== Problem to work on ==
Reproduce each line, exactly, from the one containing "Give me a plain-text" through the end of the material. Exclude pictures.

-- BEGIN Records shown --

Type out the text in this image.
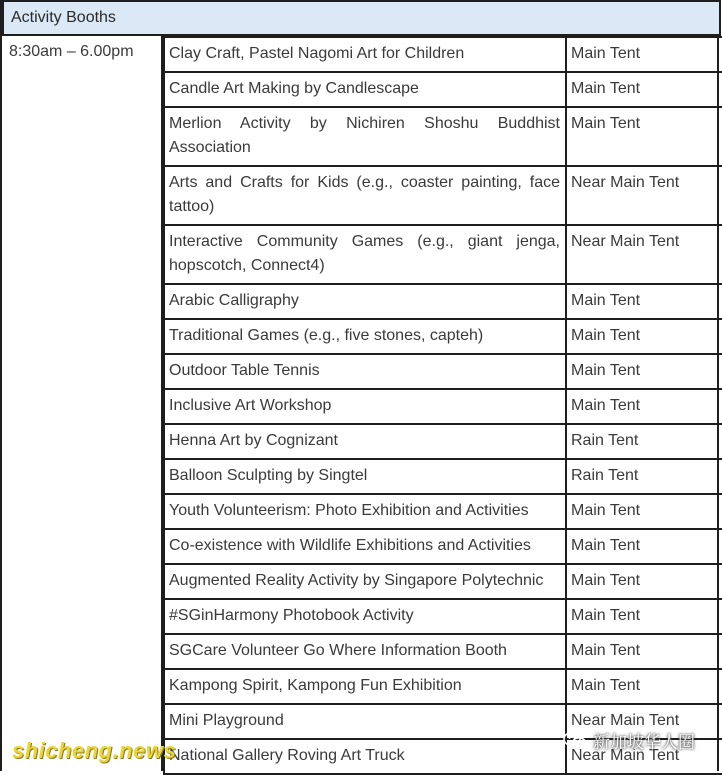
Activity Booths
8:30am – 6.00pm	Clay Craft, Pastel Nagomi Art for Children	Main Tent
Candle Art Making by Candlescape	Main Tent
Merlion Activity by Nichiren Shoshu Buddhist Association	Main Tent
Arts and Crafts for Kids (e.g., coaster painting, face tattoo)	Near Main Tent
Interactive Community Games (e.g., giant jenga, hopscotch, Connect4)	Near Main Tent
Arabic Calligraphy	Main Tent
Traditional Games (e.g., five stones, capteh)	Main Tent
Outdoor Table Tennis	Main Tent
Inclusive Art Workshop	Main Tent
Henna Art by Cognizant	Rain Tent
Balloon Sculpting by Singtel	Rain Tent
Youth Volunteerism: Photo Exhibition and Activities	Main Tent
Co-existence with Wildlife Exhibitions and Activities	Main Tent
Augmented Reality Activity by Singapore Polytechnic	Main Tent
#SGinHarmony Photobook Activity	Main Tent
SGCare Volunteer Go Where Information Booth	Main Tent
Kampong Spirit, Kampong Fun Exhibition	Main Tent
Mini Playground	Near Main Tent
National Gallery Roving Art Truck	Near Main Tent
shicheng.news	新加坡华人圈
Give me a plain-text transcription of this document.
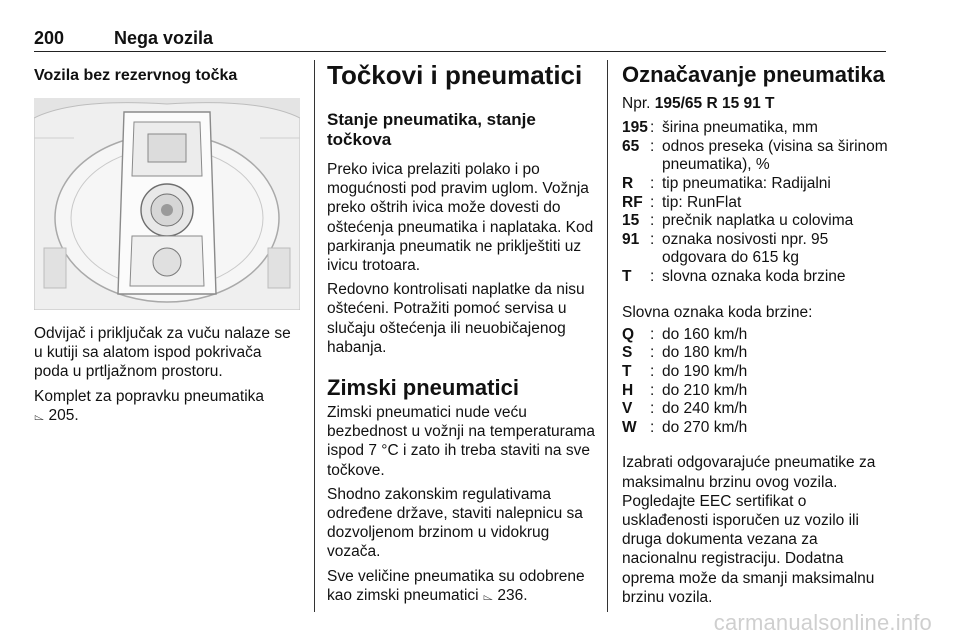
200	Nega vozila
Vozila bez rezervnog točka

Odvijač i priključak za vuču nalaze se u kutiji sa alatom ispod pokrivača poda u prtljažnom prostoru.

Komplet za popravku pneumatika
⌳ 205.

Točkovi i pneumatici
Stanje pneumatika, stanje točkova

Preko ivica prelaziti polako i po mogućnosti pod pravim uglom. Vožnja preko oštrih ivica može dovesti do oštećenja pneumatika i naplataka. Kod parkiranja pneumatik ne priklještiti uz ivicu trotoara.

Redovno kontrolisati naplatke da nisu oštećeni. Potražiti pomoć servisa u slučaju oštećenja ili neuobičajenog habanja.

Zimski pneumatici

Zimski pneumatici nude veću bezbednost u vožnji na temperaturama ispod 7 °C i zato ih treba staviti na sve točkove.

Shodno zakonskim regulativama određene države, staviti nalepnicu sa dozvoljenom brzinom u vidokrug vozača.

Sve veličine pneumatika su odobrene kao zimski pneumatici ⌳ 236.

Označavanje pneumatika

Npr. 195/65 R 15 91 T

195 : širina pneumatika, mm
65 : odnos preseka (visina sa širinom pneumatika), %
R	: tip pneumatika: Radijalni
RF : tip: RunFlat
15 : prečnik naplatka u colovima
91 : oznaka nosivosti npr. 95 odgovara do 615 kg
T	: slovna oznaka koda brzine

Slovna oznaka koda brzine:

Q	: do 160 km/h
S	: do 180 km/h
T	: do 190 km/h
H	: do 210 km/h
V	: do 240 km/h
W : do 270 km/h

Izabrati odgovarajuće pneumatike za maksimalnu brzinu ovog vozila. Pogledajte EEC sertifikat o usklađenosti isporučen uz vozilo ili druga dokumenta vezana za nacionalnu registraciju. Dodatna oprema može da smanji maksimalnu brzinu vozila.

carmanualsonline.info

-- END Records shown --

== Task response ==
Give me a plain-text transcription of this document.
200	Nega vozila
Vozila bez rezervnog točka

Odvijač i priključak za vuču nalaze se u kutiji sa alatom ispod pokrivača poda u prtljažnom prostoru.

Komplet za popravku pneumatika
⌳ 205.

Točkovi i pneumatici
Stanje pneumatika, stanje točkova

Preko ivica prelaziti polako i po mogućnosti pod pravim uglom. Vožnja preko oštrih ivica može dovesti do oštećenja pneumatika i naplataka. Kod parkiranja pneumatik ne priklještiti uz ivicu trotoara.

Redovno kontrolisati naplatke da nisu oštećeni. Potražiti pomoć servisa u slučaju oštećenja ili neuobičajenog habanja.

Zimski pneumatici

Zimski pneumatici nude veću bezbednost u vožnji na temperaturama ispod 7 °C i zato ih treba staviti na sve točkove.

Shodno zakonskim regulativama određene države, staviti nalepnicu sa dozvoljenom brzinom u vidokrug vozača.

Sve veličine pneumatika su odobrene kao zimski pneumatici ⌳ 236.

Označavanje pneumatika

Npr. 195/65 R 15 91 T

195 : širina pneumatika, mm
65 : odnos preseka (visina sa širinom pneumatika), %
R	: tip pneumatika: Radijalni
RF : tip: RunFlat
15 : prečnik naplatka u colovima
91 : oznaka nosivosti npr. 95 odgovara do 615 kg
T	: slovna oznaka koda brzine

Slovna oznaka koda brzine:

Q	: do 160 km/h
S	: do 180 km/h
T	: do 190 km/h
H	: do 210 km/h
V	: do 240 km/h
W : do 270 km/h

Izabrati odgovarajuće pneumatike za maksimalnu brzinu ovog vozila. Pogledajte EEC sertifikat o usklađenosti isporučen uz vozilo ili druga dokumenta vezana za nacionalnu registraciju. Dodatna oprema može da smanji maksimalnu brzinu vozila.

carmanualsonline.info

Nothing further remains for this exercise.